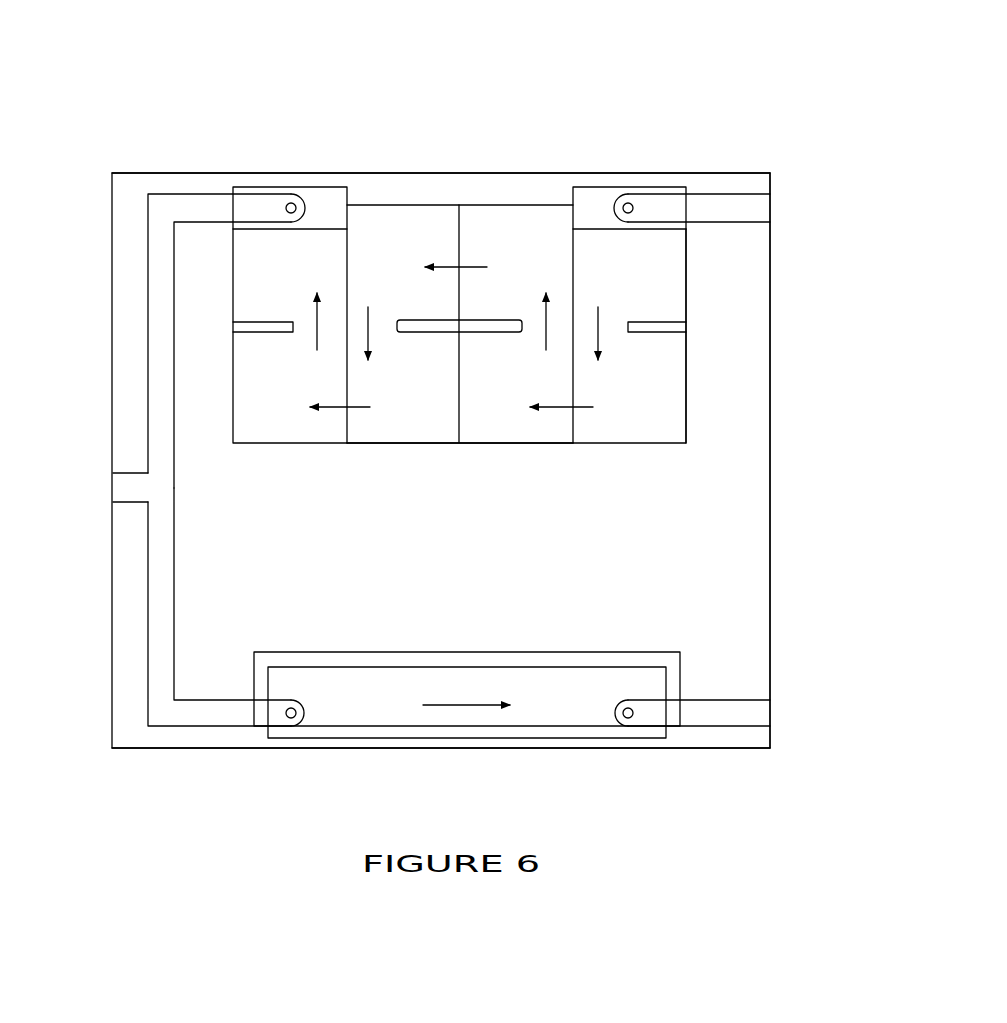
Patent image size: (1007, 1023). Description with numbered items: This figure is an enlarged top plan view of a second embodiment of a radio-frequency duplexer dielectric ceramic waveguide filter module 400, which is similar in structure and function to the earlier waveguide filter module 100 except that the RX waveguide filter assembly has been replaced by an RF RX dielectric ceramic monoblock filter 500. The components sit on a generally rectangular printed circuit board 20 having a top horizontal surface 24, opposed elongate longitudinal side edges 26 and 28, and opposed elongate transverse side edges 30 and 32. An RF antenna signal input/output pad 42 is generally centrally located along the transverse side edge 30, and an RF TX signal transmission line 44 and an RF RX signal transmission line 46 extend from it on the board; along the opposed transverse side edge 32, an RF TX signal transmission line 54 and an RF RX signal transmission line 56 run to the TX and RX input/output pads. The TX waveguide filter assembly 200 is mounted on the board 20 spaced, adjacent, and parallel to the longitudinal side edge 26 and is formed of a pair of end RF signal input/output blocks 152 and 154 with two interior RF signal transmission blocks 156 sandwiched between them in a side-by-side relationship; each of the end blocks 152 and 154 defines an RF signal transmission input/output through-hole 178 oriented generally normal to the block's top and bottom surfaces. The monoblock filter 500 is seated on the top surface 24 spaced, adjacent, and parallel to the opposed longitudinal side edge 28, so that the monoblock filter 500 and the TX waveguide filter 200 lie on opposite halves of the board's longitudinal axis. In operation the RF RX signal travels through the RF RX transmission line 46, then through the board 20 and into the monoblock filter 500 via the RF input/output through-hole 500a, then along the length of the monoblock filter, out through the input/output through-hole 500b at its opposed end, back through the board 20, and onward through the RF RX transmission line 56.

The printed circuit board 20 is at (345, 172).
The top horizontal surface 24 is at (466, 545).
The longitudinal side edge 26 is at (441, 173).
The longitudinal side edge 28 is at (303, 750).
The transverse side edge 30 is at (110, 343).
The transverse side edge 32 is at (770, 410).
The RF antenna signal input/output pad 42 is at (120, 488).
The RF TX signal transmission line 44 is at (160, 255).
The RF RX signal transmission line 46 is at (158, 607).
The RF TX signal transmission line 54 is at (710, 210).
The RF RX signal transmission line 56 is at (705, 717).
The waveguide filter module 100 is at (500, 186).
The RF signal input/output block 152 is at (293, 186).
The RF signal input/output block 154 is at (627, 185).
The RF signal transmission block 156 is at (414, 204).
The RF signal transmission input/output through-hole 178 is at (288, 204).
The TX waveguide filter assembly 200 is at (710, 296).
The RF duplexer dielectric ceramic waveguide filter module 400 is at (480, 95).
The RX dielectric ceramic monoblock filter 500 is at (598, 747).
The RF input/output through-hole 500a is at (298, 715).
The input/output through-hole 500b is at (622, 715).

---

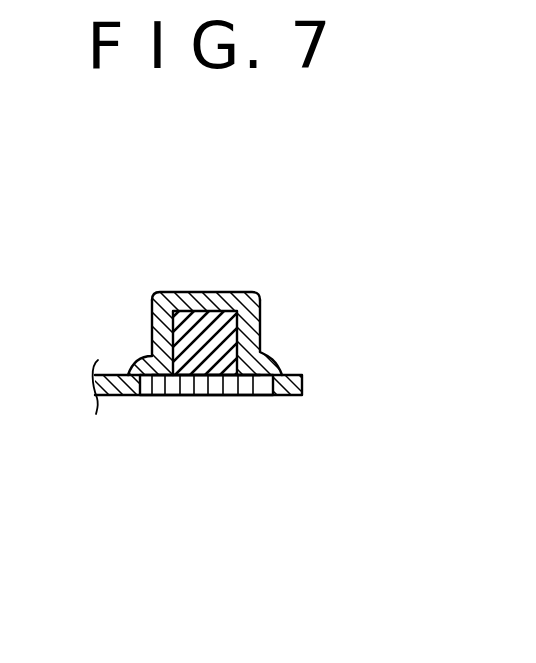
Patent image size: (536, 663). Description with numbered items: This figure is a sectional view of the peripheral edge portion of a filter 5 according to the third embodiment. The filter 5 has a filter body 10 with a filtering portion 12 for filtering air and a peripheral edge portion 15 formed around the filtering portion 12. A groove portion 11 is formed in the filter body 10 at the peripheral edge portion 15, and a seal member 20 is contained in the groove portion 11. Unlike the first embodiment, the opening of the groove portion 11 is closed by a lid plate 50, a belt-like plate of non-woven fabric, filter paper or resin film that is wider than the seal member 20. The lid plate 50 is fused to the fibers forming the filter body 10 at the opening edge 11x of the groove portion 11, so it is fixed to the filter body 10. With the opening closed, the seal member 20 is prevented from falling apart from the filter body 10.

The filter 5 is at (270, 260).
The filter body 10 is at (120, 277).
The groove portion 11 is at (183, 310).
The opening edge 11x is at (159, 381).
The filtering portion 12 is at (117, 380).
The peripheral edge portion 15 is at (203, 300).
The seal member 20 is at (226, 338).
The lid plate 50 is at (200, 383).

--

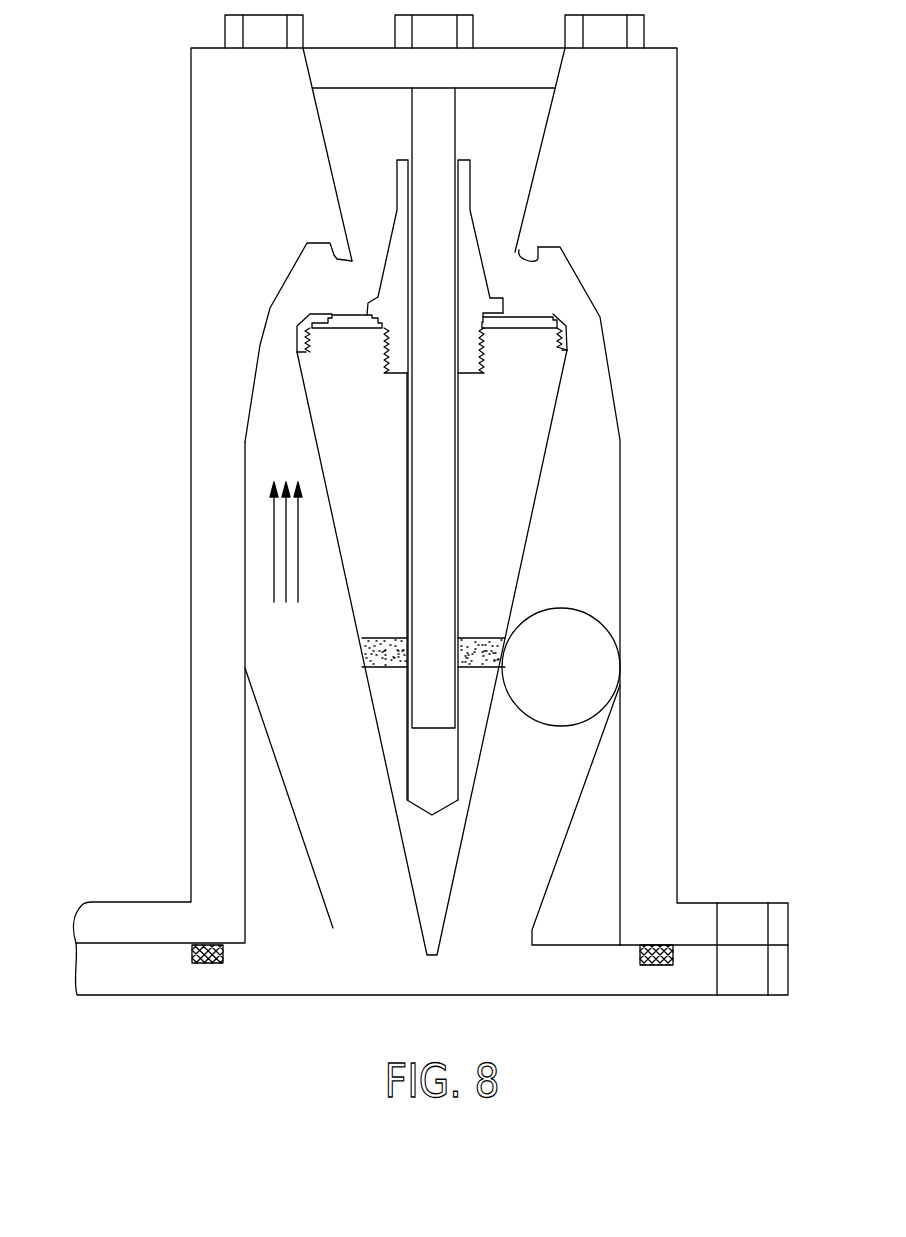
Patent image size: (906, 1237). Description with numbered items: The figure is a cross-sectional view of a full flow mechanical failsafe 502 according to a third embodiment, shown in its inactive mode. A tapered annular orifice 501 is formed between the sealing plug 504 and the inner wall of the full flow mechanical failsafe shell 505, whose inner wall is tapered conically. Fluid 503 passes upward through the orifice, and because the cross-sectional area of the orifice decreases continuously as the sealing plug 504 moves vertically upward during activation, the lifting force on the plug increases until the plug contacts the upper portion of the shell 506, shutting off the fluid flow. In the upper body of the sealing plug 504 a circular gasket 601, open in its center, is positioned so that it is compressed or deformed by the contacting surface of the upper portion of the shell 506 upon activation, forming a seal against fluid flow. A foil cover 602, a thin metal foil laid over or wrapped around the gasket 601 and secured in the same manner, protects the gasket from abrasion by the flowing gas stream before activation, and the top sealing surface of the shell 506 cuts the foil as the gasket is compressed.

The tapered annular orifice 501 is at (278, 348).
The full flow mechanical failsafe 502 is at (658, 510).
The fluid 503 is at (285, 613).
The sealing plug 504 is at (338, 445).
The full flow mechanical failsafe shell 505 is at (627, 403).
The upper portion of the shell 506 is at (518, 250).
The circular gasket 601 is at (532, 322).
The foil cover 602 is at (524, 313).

Given task » Reproduce verbatim the lines above, from the line containing "Patent image size: (536, 663)." through the line containing "The seal member 20 is at (226, 338).", with both of those lines included.

In response »
Patent image size: (536, 663). Description with numbered items: This figure is a sectional view of the peripheral edge portion of a filter 5 according to the third embodiment. The filter 5 has a filter body 10 with a filtering portion 12 for filtering air and a peripheral edge portion 15 formed around the filtering portion 12. A groove portion 11 is formed in the filter body 10 at the peripheral edge portion 15, and a seal member 20 is contained in the groove portion 11. Unlike the first embodiment, the opening of the groove portion 11 is closed by a lid plate 50, a belt-like plate of non-woven fabric, filter paper or resin film that is wider than the seal member 20. The lid plate 50 is fused to the fibers forming the filter body 10 at the opening edge 11x of the groove portion 11, so it is fixed to the filter body 10. With the opening closed, the seal member 20 is prevented from falling apart from the filter body 10.

The filter 5 is at (270, 260).
The filter body 10 is at (120, 277).
The groove portion 11 is at (183, 310).
The opening edge 11x is at (159, 381).
The filtering portion 12 is at (117, 380).
The peripheral edge portion 15 is at (203, 300).
The seal member 20 is at (226, 338).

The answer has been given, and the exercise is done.